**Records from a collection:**
# # # #

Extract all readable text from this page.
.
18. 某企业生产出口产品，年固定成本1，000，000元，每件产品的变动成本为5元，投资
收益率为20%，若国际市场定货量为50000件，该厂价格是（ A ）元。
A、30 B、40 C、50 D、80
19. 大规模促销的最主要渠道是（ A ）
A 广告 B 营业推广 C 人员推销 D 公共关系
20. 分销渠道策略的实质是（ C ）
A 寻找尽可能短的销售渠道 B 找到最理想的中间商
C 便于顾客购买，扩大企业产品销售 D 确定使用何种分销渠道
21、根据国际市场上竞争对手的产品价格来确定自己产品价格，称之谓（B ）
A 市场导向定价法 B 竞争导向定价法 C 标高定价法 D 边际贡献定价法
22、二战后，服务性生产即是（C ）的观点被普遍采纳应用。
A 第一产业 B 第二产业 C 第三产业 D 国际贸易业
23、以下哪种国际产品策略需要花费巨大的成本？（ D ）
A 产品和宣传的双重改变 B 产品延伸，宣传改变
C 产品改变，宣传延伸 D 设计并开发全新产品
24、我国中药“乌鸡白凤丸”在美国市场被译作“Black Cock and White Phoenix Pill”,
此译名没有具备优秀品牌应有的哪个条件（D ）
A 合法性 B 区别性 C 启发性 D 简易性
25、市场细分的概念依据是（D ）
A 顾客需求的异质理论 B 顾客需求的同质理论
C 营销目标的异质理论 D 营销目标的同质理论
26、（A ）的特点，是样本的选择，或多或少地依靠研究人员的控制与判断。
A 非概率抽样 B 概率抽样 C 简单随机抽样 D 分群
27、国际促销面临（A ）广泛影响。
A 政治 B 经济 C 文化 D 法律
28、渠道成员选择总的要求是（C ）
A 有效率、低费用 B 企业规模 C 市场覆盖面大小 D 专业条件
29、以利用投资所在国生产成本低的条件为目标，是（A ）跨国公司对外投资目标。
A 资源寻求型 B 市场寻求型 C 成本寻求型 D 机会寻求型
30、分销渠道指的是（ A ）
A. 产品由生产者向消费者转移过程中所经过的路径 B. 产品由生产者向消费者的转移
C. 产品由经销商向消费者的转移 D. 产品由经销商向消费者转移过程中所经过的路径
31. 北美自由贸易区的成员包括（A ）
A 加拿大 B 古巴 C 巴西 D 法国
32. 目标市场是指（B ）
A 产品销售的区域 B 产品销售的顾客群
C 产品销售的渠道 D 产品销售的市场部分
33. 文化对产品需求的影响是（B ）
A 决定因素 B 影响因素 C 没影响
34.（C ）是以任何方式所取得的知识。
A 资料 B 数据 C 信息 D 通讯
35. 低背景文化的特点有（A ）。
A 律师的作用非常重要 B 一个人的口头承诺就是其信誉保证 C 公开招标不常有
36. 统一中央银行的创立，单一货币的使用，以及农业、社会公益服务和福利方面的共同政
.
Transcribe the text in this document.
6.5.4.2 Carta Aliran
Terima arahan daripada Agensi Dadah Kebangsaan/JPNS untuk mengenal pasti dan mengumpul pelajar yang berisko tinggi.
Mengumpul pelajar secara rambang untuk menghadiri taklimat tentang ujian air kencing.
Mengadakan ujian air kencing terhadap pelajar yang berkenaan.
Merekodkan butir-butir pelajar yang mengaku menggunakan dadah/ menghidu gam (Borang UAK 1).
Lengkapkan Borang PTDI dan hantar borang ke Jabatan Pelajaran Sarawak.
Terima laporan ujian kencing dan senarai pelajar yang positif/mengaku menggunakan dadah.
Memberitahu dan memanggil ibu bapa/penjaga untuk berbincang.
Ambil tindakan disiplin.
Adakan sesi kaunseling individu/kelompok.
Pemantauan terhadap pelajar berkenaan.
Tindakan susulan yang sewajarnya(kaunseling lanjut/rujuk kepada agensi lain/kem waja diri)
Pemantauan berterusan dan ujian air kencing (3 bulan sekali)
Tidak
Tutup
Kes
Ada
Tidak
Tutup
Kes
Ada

# # # #

**Set exercise:**
In the listing above, how many lines hold the word "yang"? Give the number and nothing more.

**Task response:**
5